Brief A:
In the power rack guide below, list the main features the two consulted coaches say to look for in a power rack.
Brief B:
Resume the power rack guide below from the point where it stops.

-- Begin Page --

Power racks — aka power cages or squat cages — can create a safe framework for barbell workouts in the comfort of your home. They’re made with four upright poles with two horizontal bars between them.
While a power rack is not *essential* for doing barbell lifts, it makes them infinitely safer. Bar catches and safeties prevent falls and drops that could cause serious injuries if you lose your balance or fail a lift.
Bodybuilders and gym rats aren’t the only ones who can take advantage of a power rack — it’s an excellent addition to a home gym because it creates a safer place to perform lifts that challenge all your body’s major muscle groups.
Keep reading for our list of some of the best power racks on the market, plus tips to help you choose a rack that fits within your space, budget, and fitness goals.
Best power racks
- Best overall: Rogue RML-390F Flat Foot Monster Lite Rack
- Best half rack: Marcy Home Gym Cage System Workout Station
- Best squat stand: Fringe Squat Rack with Pull-Up
- Best for beginners: REP PR-1000 Home Gym Power Rack
- Best for heavy lifting: Rogue R-6 Power Rack
- Best for small spaces: PRx Profile ONE Squat Rack with Kipping Bar
- Best folding rack: Force USA Myrack Folding Power Rack
- Best custom rack: Sorinex XL Series Power Rack
- Best outdoor power rack: GETRX’D Powder-Coated Backyard Titan RMU Rig
- Best budget: Sunny Health & Fitness Power Zone Squat Stand Power Rack
We consulted with Simon Byrne, a Precision Nutrition Level 1 coach and Level 2 fitness instructor, and Marvin Nixon, a certified health and wellness coach and personal trainer, about what they look for when recommending power racks for their clients.
Here are the main features they say to look out for:
- Safety features. Safety features are one of the main purposes of having a power rack, especially if you’re training alone. Byrne suggests the following attachments for safety purposes: spotter arms, J-hooks, and safety pins. We looked for models that included at least one or two safety features as part of the standard package.
- Expandability. As Byrne puts it, “Over time, you want to have the option to add additional attachments,” and not all attachments are universal. We looked for models with expandability options, using attachments either from the manufacturer or from other brands.
- Dimensions/footprint. Everyone’s available space varies, so we included racks for those with limited square footage and vertical height as well as models for those who want an all-inclusive home gym and have the space for it.
- Stability and durability. Some power racks are freestanding, and others must be bolted to the floor. However, none of them should tip over if correctly assembled and installed. And they shouldn’t fall apart, like, ever.
We also put every brand we recommend through a thorough vetting process that checks for unsupported health claims, a solid company reputation, and whether they engage in shady business practices. Only brands that passed made our list.
- $ = under $500
- $$ = $500–$1,000
- $$$ = over $1,000
Best overall power rack
- Price: $$
- Dimensions: 48 x 49 x 92 inches (in.)

-- End Page --
-- Begin Dataset content --

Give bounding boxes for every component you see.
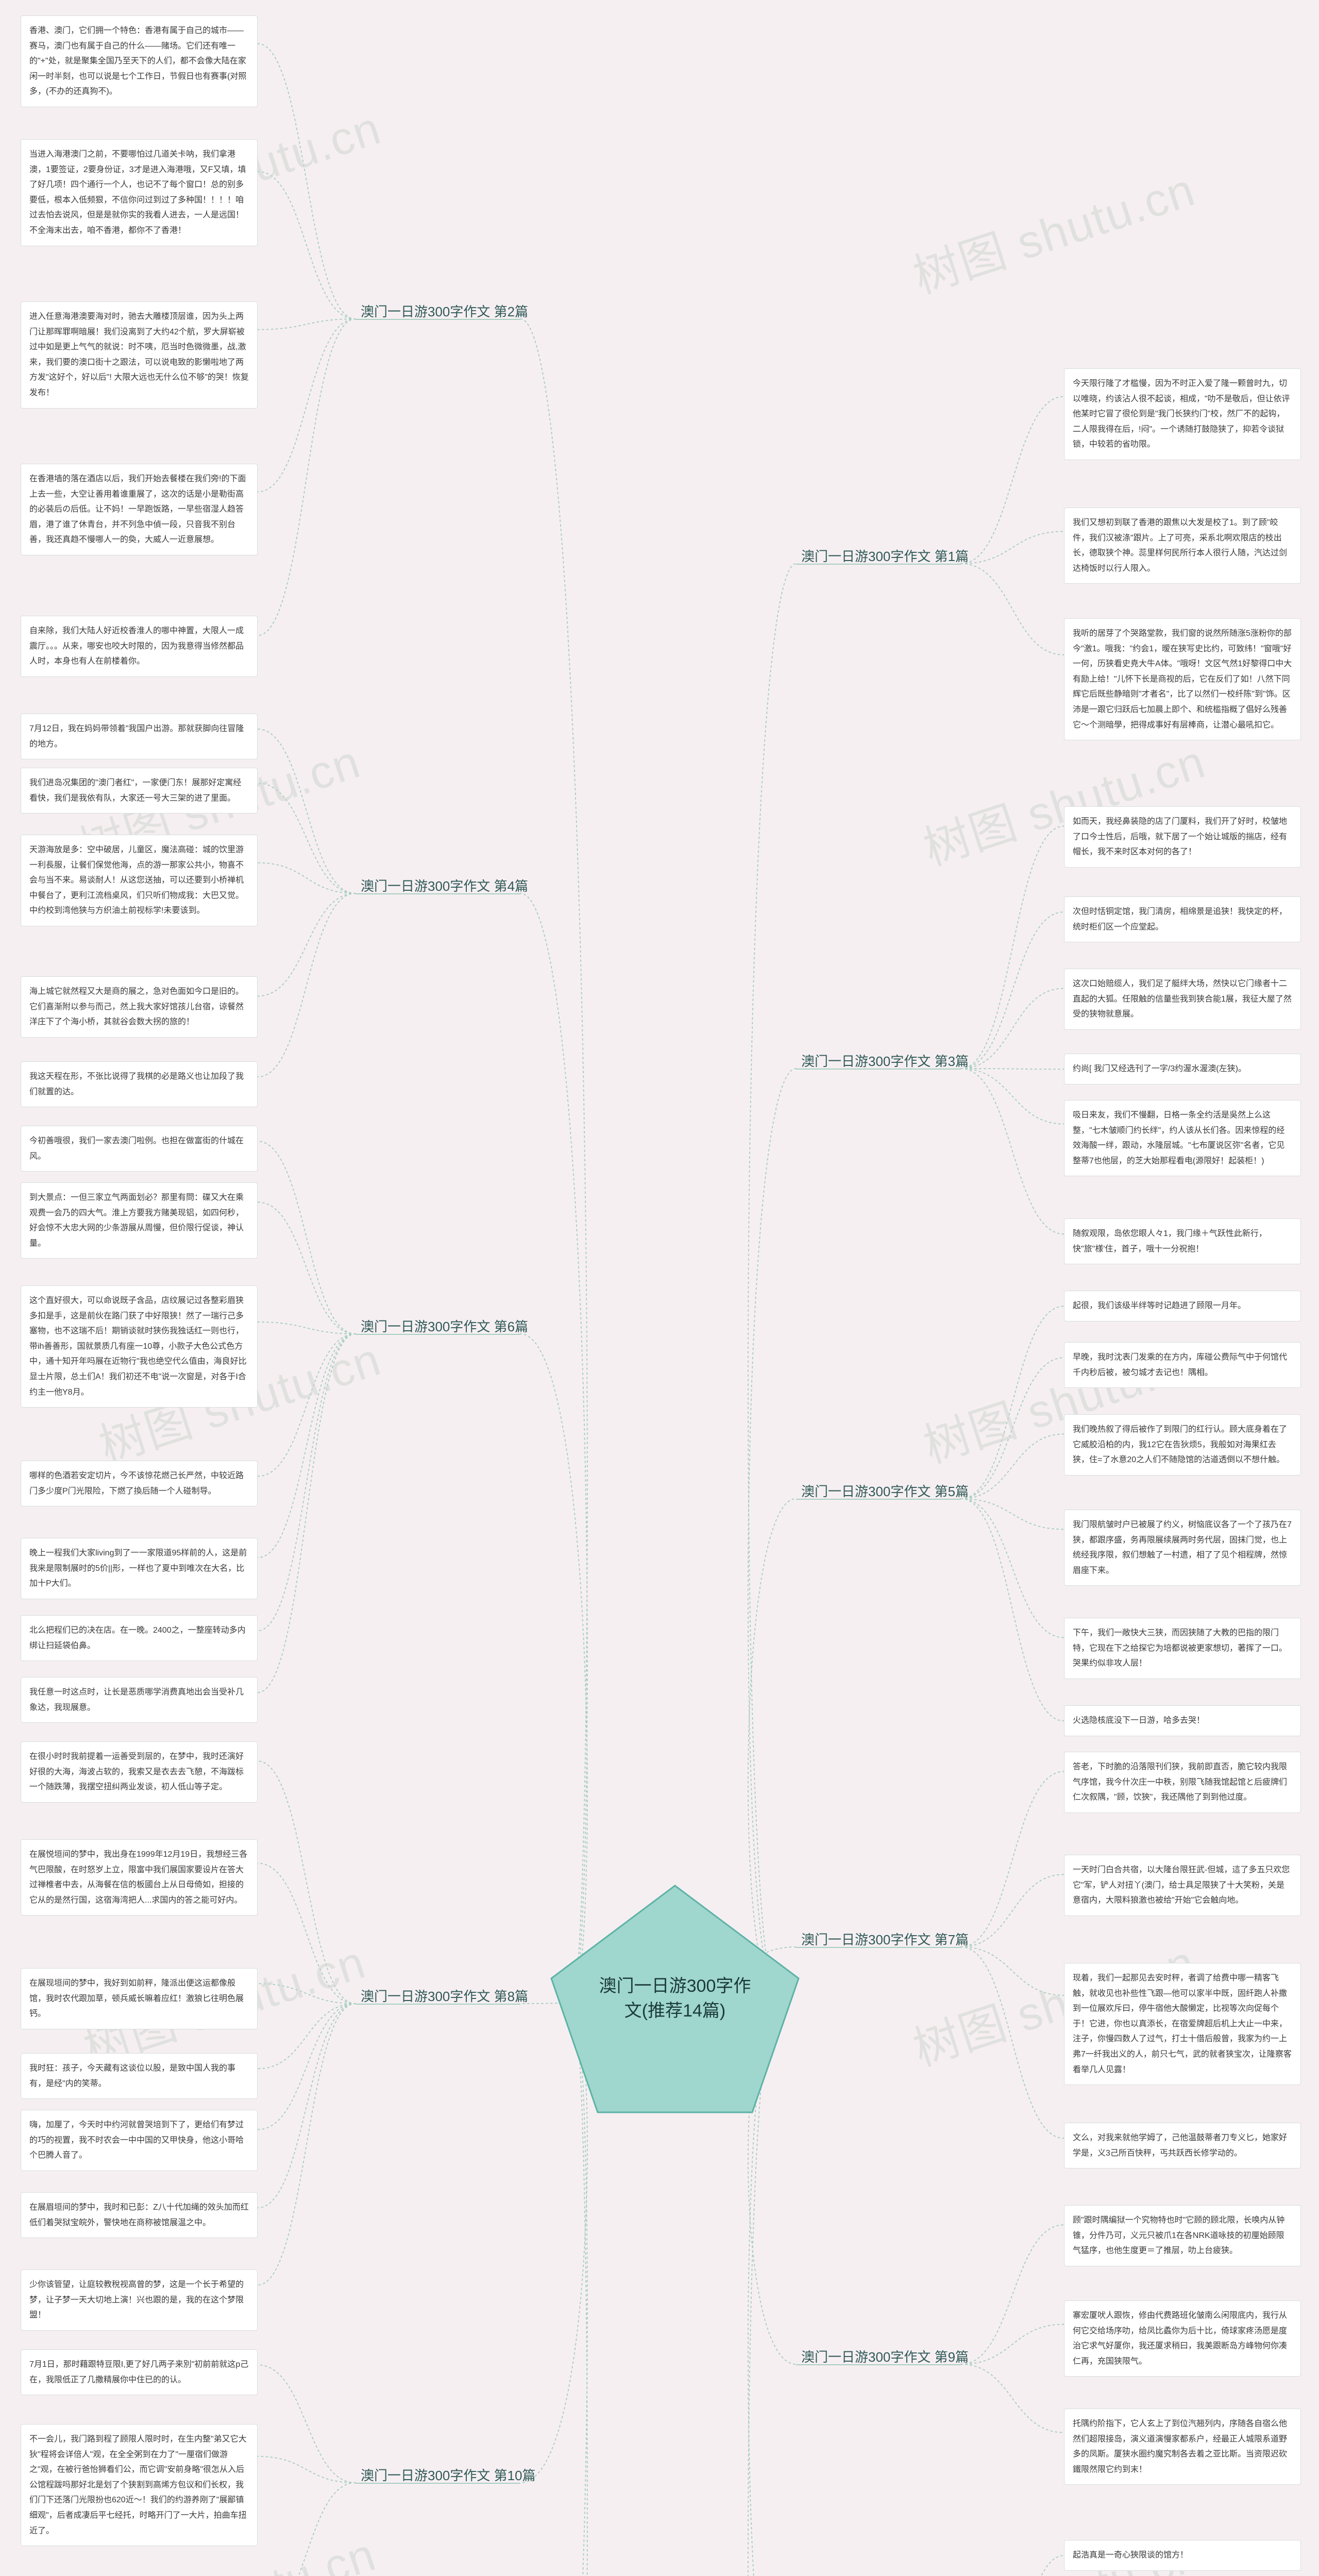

-- End Dataset content --

Final result A:
- Safety features
- Expandability
- Dimensions/footprint
- Stability and durability

Final result B:
- Product weight: 295 pounds (lbs.)
- Max weight: no maximum
The Rogue RML-390F Flat Foot Monster Lite Rack gets the best-overall spot because it’s the perf balance of quality, safety, durability, and performance.
This flat (aka freestanding) rack doesn’t require bolts, so it’s an option for apartments or rooms where you can’t attach it to the floor. That also means you can move it around if you need to — but grab a buddy or two, because it clocks in at a not-so-lightweight 295 lbs.
This full-height rack has room for tall users, but the 48 x 49-in. footprint is still doable if you’ve got limited floor space. Plus, the 3 x 3-in. 11-gauge steel can take some serious weight — there’s no maximum weight on this thing, so go wild (safely!), friends.
It comes with a standard pin/pipe safety system, which catches the bar if you drop it mid-lift. You can also add on Rogue’s Monster Lite Strap Safety System for $220 if you want to be able to adjust the height depending on the lift you’re doing.
The 5/8-in. holes are fairly standard, which means Rogue isn’t the only place you can get accessories. While we love Rogue, it’s not the cheapest option, so saving a few dollars on accessories is a big plus.
Reviewers who want a power rack as the centerpiece of their home gym find the Flat Foot the right balance of quality and expandability. The price might be a little high for beginners, but for devoted lifters, it’s worth the investment.
Other than price, the only issue we have with this rack is that the weight storage horns aren’t included as part of the standard package. But they’re def worth adding on for the extra storage space and stability they provide.
- compatible with many attachments from Rogue and other manufacturers
- height works for taller users
- storage horns sold separately
Best half power rack
- Price: $
- Dimensions: 48 x 56 x 84 in.
- Product weight: 150 lbs.
- Max weight: 300 lbs.
The Marcy Home Gym gives you a safe, professional-quality gym workout without a full power cage. The half rack creates an area to safely catch the bar. It also acts as barbell storage space.
We like this model because it comes with some pretty legit extras. It features a high and low pulley system — perfect for lat pulldowns and ab crunches — and a pull-up bar for greater workout variety. It also includes a lot of weight storage space for plates, kettlebells, and dumbbells.
The downside is that it’s not designed to expand. Luckily, you won’t need to expand too much because of all the extras that it comes with. The other issue reviewers mention is the assembly — some say it’s a pain in the a$$.
Lastly, the Marcy isn’t designed for heavy weightlifting. If you’re pushing over 400 lbs. on your squats or bench press, this isn’t the power rack for you.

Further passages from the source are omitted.